Exercise material
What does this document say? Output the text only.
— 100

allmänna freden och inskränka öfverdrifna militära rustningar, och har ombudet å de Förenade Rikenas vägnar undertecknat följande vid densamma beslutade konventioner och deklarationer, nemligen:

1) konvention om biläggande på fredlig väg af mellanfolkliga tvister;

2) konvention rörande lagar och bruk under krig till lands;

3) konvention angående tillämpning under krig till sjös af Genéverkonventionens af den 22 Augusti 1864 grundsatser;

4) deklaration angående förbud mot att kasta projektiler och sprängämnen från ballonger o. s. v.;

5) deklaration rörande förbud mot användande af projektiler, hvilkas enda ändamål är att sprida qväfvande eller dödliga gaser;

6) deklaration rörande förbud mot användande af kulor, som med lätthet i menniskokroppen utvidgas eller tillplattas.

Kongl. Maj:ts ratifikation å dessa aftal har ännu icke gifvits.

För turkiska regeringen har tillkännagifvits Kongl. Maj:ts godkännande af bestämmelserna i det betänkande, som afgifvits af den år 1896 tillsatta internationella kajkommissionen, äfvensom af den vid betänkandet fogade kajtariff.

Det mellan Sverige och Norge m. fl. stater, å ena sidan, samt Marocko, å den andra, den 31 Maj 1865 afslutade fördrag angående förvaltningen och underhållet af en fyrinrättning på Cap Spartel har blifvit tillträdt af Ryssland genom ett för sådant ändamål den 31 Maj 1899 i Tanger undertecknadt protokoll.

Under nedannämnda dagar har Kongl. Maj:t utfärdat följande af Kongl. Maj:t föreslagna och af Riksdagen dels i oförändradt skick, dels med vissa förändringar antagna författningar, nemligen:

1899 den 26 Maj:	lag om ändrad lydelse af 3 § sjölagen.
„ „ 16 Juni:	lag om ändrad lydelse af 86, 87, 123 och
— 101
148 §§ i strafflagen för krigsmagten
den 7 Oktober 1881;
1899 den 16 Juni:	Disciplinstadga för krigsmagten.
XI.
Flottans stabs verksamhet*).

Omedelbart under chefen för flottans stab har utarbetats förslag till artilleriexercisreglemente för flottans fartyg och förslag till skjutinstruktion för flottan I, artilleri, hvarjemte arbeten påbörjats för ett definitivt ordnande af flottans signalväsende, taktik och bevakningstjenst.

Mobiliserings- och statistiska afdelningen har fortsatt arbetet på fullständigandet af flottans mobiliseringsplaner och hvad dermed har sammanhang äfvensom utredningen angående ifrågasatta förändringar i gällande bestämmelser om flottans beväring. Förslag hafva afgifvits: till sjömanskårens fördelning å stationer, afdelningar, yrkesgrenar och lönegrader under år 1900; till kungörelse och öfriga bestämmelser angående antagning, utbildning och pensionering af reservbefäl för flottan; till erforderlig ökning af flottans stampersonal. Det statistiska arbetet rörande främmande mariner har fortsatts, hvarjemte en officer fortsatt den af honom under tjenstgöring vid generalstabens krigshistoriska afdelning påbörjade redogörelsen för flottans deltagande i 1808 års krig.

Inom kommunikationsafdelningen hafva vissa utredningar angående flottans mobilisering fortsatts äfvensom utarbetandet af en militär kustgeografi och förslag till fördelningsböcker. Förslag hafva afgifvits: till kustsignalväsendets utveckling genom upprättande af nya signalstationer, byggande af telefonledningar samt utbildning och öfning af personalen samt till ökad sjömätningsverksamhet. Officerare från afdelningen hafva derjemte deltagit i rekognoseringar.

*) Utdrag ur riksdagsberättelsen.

Problem
Find the string "hvarjemte" in the data. Report each line it appears in.

Exercise result
Omedelbart under chefen för flottans stab har utarbetats förslag till artilleriexercisreglemente för flottans fartyg och förslag till skjutinstruktion för flottan I, artilleri, hvarjemte arbeten påbörjats för ett definitivt ordnande af flottans signalväsende, taktik och bevakningstjenst.
Mobiliserings- och statistiska afdelningen har fortsatt arbetet på fullständigandet af flottans mobiliseringsplaner och hvad dermed har sammanhang äfvensom utredningen angående ifrågasatta förändringar i gällande bestämmelser om flottans beväring. Förslag hafva afgifvits: till sjömanskårens fördelning å stationer, afdelningar, yrkesgrenar och lönegrader under år 1900; till kungörelse och öfriga bestämmelser angående antagning, utbildning och pensionering af reservbefäl för flottan; till erforderlig ökning af flottans stampersonal. Det statistiska arbetet rörande främmande mariner har fortsatts, hvarjemte en officer fortsatt den af honom under tjenstgöring vid generalstabens krigshistoriska afdelning påbörjade redogörelsen för flottans deltagande i 1808 års krig.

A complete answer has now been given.